Passage shown:
You neglected to take the result of mysql_query(). What is the result? If it's a MySQL statement handle resource, then the database thinks it did the insert. If not, then something went wrong and there should be a value in mysql_error().
Well, either way with or without the result it still refuses to push a mysql_error. Any help with that? Maybe someone can play with this and get something effective out of it (I.E. atleast an error so I can atleast debug.)
MySQL queries also require a connection string. You only told it the SQL statement you also have to tell it what database, username and passwords to use (A connection string). (In the line below my connection string is $conn) Also notice the "or die" followed by error catching is helpful for preventing sql injection attacks and for catching errors. You should write your query something more like: $result = mysql_query($q, $conn) or die ('Query failed: '.mysql_error());
The connection string is optional; if you don't supply one then it will use the most recently opened connection. The only time you ever really need to use it is if you are connecting to different database servers at the same time or using different MySQL usernames at the same time. Agree about the "or die" though.
I guess I forgot to mention while feeling list a newbie - I'm not really a newbie. I've been programming with PHP for years - I can't for the life of me debug this though. I always do a lot of mysql work (I have a global function page that has my mysql library.) so I'm very familiar, just can't debug this. Thus, coming to DP for help. I'll give the or die() option a try. Thanks, Protege Sales Inc.

Information shown:
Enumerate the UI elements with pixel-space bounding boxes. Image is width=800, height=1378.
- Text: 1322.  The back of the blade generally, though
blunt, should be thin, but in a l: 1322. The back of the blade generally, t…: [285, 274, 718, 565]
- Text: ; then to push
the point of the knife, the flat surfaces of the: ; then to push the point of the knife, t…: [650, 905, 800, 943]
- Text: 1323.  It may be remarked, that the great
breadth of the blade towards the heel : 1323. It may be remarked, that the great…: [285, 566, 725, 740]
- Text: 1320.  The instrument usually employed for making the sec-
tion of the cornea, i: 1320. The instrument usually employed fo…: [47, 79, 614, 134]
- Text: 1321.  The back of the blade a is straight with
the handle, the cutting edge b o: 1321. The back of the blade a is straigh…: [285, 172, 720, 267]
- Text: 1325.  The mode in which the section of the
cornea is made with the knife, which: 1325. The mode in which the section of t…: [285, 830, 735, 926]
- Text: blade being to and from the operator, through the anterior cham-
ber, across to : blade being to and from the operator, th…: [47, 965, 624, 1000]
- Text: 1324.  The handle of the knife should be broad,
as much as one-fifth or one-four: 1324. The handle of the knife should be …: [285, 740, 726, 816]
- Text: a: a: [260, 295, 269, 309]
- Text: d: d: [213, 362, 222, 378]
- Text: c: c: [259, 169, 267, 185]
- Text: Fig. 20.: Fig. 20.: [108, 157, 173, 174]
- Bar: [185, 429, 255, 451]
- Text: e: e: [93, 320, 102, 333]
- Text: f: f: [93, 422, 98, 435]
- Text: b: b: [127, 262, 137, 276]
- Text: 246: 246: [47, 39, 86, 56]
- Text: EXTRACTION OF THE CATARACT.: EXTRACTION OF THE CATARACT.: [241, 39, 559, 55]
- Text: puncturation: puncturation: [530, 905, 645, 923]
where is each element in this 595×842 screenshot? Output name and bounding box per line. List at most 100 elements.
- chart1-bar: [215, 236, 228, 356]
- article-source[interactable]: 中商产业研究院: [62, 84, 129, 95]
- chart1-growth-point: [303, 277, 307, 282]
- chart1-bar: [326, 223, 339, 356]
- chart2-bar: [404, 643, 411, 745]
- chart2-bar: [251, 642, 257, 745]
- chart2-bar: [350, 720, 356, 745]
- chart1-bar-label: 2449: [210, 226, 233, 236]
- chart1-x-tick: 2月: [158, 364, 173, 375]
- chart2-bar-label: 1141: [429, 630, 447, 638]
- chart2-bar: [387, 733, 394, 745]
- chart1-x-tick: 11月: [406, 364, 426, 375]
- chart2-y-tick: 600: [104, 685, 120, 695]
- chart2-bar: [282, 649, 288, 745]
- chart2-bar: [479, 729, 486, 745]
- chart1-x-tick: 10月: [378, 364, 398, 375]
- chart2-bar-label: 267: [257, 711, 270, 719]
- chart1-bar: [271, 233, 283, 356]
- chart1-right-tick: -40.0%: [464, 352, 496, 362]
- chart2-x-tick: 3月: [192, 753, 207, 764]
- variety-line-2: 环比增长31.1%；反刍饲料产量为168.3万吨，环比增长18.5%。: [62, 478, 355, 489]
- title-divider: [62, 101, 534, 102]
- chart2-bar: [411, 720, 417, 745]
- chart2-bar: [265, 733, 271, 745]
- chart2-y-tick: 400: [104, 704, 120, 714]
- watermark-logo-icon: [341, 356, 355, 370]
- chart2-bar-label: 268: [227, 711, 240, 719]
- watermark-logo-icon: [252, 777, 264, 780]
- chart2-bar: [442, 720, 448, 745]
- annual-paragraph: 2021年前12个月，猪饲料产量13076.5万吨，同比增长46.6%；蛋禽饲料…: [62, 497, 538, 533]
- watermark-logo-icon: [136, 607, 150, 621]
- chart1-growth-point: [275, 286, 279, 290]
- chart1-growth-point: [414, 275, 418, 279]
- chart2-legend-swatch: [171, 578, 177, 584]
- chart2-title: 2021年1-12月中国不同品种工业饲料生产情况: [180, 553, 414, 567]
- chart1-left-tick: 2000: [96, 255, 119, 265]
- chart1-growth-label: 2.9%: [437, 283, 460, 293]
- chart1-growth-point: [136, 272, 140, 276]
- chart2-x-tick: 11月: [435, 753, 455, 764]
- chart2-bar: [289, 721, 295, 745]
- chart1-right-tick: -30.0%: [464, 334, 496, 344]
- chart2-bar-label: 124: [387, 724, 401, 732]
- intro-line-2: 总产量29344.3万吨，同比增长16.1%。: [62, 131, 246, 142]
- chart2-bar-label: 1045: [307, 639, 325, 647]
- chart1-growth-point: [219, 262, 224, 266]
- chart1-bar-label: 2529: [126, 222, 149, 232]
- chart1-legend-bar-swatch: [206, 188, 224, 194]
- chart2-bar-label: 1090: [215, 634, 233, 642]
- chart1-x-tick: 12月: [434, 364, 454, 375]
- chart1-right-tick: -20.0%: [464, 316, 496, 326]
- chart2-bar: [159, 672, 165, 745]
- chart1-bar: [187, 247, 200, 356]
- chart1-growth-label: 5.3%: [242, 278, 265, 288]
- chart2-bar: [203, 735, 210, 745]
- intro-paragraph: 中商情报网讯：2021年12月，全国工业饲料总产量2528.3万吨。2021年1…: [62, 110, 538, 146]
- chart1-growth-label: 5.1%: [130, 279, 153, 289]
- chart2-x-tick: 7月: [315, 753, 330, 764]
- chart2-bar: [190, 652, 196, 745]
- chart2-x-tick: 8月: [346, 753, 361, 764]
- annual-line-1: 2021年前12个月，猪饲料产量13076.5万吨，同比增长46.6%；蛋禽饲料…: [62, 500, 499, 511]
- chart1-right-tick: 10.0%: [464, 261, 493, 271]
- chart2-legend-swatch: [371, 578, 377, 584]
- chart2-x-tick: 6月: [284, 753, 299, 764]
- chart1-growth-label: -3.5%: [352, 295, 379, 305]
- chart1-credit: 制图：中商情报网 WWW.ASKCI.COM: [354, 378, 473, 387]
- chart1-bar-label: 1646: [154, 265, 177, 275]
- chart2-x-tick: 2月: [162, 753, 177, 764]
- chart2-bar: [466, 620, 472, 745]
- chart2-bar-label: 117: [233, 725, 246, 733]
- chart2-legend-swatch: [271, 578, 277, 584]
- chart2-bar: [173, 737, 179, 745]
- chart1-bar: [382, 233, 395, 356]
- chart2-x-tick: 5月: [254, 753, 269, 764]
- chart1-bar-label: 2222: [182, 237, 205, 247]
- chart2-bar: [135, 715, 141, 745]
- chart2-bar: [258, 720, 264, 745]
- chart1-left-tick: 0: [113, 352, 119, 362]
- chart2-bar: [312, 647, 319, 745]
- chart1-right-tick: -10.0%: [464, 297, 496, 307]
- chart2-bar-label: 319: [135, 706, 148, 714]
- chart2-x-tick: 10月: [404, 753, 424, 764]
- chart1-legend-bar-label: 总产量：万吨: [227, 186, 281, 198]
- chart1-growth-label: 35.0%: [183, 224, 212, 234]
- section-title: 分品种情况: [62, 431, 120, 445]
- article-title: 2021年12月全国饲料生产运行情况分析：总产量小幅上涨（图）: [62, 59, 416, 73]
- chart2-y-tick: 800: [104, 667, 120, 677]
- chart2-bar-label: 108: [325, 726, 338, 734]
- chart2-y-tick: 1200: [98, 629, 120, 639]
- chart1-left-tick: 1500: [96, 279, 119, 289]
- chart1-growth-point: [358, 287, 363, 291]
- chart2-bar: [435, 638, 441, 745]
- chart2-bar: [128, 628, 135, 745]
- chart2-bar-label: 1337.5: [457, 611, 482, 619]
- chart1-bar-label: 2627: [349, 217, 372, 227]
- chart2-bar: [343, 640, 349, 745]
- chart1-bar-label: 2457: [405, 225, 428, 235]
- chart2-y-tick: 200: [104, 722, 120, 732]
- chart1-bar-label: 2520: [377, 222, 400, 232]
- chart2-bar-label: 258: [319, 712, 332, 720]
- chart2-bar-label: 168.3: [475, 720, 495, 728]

Task set:
**1.** In the mysql_query forum thread, what connection is used if no connection string is supplied?
**2.** Translate this sentence from the mysql_query forum thread into Spanish: "The connection string is optional; if you don't supply one then it will use the most recently opened connection."

Outputs for the tasks:
**1.** The most recently opened connection.

**2.** La cadena de conexión es opcional; si no proporcionas una, se usará la conexión abierta más recientemente.